◆ WHAT IS EXPECTED ◆
Copy each line that has the string "taller" somewhere in it.

◆ Stored records ◆

begin

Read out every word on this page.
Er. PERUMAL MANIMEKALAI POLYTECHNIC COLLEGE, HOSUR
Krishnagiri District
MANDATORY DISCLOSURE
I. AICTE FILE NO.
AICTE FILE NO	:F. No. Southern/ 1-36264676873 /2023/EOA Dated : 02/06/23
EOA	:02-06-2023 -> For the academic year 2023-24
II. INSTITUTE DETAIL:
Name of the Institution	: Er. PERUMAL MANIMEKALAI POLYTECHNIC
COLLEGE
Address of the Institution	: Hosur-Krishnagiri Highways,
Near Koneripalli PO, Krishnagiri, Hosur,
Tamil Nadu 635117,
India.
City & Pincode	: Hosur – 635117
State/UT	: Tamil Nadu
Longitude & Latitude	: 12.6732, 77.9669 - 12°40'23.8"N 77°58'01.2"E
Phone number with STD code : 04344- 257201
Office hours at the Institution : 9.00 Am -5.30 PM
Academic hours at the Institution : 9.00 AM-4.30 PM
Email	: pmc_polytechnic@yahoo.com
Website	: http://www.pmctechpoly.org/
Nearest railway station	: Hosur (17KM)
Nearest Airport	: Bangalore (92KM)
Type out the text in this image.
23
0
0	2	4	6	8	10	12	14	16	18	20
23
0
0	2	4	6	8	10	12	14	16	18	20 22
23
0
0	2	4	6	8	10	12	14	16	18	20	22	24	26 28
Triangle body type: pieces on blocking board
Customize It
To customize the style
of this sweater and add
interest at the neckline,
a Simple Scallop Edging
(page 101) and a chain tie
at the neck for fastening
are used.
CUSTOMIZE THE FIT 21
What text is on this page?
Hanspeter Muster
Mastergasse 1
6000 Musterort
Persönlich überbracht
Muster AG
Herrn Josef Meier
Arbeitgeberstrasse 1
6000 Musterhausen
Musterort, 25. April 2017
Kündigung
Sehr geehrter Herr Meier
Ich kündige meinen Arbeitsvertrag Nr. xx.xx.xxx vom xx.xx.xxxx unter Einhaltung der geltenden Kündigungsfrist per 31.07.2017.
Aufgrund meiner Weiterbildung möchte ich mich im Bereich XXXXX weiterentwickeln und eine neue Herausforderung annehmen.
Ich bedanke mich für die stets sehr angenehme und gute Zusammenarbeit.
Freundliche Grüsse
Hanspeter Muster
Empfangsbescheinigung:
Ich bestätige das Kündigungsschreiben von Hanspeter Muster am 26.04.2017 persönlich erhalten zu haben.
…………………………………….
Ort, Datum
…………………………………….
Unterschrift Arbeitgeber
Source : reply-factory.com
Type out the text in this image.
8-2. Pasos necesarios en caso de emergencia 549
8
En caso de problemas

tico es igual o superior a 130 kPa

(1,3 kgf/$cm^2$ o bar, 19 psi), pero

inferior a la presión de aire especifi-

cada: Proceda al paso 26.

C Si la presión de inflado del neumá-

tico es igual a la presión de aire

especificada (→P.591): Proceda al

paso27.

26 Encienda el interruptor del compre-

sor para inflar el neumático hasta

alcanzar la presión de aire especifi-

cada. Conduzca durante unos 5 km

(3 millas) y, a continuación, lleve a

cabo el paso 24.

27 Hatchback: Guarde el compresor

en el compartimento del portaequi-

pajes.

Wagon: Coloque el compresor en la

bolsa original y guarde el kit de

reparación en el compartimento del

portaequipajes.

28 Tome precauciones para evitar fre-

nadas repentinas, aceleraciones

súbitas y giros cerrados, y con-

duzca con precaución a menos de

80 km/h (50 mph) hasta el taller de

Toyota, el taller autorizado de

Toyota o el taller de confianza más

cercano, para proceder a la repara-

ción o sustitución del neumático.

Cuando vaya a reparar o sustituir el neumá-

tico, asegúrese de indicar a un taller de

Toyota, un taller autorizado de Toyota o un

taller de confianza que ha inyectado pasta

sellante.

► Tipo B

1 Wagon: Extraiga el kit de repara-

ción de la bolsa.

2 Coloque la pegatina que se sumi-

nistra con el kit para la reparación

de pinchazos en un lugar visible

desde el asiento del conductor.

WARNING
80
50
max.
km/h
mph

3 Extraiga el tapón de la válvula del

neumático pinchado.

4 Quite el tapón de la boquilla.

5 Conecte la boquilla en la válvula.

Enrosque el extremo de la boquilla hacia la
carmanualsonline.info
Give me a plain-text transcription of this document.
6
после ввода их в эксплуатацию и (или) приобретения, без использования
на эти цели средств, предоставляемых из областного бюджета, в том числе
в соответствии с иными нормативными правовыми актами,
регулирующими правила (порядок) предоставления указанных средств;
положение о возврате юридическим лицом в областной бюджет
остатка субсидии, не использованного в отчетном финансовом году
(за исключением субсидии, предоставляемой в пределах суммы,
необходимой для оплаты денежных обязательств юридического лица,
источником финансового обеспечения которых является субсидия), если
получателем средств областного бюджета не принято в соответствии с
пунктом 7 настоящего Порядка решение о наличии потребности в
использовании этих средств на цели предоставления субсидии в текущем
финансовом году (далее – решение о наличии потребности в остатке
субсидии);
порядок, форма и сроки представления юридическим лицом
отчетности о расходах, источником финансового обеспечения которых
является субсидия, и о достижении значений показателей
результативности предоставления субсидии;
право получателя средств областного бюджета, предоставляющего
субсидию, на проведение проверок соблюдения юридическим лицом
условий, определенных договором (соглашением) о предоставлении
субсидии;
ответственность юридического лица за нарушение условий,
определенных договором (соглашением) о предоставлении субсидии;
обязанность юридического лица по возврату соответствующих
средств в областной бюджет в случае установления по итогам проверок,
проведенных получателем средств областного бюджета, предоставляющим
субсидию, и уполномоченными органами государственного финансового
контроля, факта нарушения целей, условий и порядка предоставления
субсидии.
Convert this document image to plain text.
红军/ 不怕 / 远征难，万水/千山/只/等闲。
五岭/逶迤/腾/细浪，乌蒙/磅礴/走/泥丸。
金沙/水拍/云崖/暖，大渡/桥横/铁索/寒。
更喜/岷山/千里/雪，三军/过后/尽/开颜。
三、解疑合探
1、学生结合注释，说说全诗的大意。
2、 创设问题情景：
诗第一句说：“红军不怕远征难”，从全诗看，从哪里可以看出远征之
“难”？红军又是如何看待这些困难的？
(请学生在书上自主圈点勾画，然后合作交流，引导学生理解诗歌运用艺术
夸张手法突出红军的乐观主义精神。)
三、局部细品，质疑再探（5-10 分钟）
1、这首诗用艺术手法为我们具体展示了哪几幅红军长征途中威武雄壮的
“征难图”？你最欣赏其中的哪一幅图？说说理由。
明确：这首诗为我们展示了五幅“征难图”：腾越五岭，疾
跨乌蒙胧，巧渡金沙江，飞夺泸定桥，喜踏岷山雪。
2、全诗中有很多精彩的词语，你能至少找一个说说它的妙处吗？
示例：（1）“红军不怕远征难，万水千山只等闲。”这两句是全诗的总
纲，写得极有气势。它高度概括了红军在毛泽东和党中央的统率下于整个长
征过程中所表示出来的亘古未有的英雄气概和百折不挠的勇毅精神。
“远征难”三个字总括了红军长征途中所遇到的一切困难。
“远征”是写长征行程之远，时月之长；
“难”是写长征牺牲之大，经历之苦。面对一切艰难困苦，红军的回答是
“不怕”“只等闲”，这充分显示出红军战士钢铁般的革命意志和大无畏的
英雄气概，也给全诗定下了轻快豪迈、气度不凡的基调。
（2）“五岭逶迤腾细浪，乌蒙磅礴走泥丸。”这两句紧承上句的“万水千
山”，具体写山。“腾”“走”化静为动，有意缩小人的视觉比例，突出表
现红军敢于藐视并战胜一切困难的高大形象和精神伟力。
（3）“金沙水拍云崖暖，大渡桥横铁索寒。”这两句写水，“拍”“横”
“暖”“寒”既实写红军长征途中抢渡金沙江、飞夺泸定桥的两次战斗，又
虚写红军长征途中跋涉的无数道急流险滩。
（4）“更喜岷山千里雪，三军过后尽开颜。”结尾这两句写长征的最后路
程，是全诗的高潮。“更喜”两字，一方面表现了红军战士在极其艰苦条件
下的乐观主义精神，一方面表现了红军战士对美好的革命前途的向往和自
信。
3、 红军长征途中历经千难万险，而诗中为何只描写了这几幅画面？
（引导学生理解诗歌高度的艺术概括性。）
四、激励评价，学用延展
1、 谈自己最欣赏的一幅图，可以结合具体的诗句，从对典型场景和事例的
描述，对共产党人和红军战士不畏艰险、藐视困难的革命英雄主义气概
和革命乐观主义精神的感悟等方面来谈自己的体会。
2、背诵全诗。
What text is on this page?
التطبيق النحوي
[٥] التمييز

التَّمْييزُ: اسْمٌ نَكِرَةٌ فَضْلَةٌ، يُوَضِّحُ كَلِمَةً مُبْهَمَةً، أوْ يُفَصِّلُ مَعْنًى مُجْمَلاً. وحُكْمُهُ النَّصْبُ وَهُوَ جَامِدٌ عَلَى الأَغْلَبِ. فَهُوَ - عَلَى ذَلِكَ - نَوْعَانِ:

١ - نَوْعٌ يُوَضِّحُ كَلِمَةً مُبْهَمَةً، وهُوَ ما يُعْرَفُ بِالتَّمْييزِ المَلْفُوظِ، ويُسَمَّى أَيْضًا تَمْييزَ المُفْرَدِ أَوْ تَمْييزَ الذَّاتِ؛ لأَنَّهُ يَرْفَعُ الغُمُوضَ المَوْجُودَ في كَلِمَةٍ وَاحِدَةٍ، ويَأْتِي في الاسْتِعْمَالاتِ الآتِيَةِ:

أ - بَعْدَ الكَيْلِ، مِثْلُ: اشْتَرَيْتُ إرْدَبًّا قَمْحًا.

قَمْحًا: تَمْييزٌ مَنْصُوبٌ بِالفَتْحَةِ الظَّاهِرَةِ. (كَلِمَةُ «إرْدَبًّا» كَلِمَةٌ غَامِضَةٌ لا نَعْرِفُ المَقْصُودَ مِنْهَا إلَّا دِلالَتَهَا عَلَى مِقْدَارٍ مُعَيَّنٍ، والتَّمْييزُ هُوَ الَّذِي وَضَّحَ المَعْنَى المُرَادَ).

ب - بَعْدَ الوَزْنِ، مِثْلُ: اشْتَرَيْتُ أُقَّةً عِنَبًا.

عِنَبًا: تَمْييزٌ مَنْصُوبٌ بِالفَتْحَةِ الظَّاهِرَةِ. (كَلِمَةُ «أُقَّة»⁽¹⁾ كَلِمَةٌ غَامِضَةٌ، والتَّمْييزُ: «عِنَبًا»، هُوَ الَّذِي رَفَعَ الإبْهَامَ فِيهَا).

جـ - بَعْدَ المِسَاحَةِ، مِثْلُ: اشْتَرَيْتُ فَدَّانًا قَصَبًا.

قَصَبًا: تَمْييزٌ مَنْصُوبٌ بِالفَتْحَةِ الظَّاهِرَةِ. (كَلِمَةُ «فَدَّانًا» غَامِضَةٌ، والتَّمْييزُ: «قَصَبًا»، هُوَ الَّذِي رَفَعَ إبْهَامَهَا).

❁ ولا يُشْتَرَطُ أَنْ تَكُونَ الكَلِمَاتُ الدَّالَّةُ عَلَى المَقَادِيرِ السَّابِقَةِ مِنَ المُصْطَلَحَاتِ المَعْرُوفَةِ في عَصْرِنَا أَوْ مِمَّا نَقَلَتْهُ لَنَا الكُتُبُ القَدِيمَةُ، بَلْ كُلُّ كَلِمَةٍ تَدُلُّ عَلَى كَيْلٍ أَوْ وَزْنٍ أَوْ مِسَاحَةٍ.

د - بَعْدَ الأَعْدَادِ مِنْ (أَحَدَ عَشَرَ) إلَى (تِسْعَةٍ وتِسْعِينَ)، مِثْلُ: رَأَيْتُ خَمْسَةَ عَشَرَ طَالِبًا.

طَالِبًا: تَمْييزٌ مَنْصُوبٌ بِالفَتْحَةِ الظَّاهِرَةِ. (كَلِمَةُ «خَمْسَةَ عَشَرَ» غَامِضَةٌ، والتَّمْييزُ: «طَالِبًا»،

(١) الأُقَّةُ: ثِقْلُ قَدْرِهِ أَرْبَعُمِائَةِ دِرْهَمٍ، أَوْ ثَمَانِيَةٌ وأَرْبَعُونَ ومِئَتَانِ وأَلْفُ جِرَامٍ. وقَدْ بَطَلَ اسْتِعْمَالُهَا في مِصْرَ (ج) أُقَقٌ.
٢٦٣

end

◆ EXERCISE SOLUTION ◆
80 km/h (50 mph) hasta el taller de
Toyota, el taller autorizado de
Toyota o el taller de confianza más
tico, asegúrese de indicar a un taller de
Toyota, un taller autorizado de Toyota o un
taller de confianza que ha inyectado pasta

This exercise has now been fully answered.